• _YOUR INSTRUCTIONS_:
The records that follow need to be output exactly as they are.

• _PROVIDED RECORDS_:

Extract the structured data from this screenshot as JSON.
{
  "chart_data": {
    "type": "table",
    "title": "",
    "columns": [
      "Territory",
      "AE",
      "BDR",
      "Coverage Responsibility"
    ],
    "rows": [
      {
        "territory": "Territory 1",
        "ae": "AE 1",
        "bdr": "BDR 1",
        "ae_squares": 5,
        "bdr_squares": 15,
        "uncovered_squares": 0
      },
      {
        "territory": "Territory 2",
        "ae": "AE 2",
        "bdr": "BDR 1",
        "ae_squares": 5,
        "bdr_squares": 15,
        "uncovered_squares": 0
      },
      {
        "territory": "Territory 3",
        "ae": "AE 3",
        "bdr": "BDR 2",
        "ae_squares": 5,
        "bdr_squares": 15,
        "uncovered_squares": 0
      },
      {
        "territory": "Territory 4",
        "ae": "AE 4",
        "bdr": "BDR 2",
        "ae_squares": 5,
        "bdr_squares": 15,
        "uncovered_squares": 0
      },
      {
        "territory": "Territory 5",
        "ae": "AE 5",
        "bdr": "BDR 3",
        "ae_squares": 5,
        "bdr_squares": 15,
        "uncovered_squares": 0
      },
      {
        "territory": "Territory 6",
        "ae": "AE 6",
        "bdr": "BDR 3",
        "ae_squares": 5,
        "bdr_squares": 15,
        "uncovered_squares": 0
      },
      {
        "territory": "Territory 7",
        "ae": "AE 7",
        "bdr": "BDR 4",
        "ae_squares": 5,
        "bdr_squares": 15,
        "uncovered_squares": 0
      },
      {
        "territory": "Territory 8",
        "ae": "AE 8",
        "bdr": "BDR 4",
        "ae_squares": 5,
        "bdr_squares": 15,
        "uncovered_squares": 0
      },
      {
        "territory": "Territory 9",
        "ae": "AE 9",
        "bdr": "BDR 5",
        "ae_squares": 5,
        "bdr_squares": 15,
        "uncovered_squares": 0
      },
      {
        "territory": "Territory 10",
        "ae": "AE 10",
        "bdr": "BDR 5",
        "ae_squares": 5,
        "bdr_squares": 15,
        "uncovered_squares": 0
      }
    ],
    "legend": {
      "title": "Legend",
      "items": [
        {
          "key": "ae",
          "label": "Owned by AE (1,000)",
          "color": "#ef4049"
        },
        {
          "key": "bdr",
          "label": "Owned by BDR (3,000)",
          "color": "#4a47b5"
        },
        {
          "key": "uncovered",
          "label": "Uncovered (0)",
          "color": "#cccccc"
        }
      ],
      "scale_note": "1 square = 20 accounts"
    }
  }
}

• _EXERCISE RESULT_:
Extract the structured data from this screenshot as JSON.
{
  "chart_data": {
    "type": "table",
    "title": "",
    "columns": [
      "Territory",
      "AE",
      "BDR",
      "Coverage Responsibility"
    ],
    "rows": [
      {
        "territory": "Territory 1",
        "ae": "AE 1",
        "bdr": "BDR 1",
        "ae_squares": 5,
        "bdr_squares": 15,
        "uncovered_squares": 0
      },
      {
        "territory": "Territory 2",
        "ae": "AE 2",
        "bdr": "BDR 1",
        "ae_squares": 5,
        "bdr_squares": 15,
        "uncovered_squares": 0
      },
      {
        "territory": "Territory 3",
        "ae": "AE 3",
        "bdr": "BDR 2",
        "ae_squares": 5,
        "bdr_squares": 15,
        "uncovered_squares": 0
      },
      {
        "territory": "Territory 4",
        "ae": "AE 4",
        "bdr": "BDR 2",
        "ae_squares": 5,
        "bdr_squares": 15,
        "uncovered_squares": 0
      },
      {
        "territory": "Territory 5",
        "ae": "AE 5",
        "bdr": "BDR 3",
        "ae_squares": 5,
        "bdr_squares": 15,
        "uncovered_squares": 0
      },
      {
        "territory": "Territory 6",
        "ae": "AE 6",
        "bdr": "BDR 3",
        "ae_squares": 5,
        "bdr_squares": 15,
        "uncovered_squares": 0
      },
      {
        "territory": "Territory 7",
        "ae": "AE 7",
        "bdr": "BDR 4",
        "ae_squares": 5,
        "bdr_squares": 15,
        "uncovered_squares": 0
      },
      {
        "territory": "Territory 8",
        "ae": "AE 8",
        "bdr": "BDR 4",
        "ae_squares": 5,
        "bdr_squares": 15,
        "uncovered_squares": 0
      },
      {
        "territory": "Territory 9",
        "ae": "AE 9",
        "bdr": "BDR 5",
        "ae_squares": 5,
        "bdr_squares": 15,
        "uncovered_squares": 0
      },
      {
        "territory": "Territory 10",
        "ae": "AE 10",
        "bdr": "BDR 5",
        "ae_squares": 5,
        "bdr_squares": 15,
        "uncovered_squares": 0
      }
    ],
    "legend": {
      "title": "Legend",
      "items": [
        {
          "key": "ae",
          "label": "Owned by AE (1,000)",
          "color": "#ef4049"
        },
        {
          "key": "bdr",
          "label": "Owned by BDR (3,000)",
          "color": "#4a47b5"
        },
        {
          "key": "uncovered",
          "label": "Uncovered (0)",
          "color": "#cccccc"
        }
      ],
      "scale_note": "1 square = 20 accounts"
    }
  }
}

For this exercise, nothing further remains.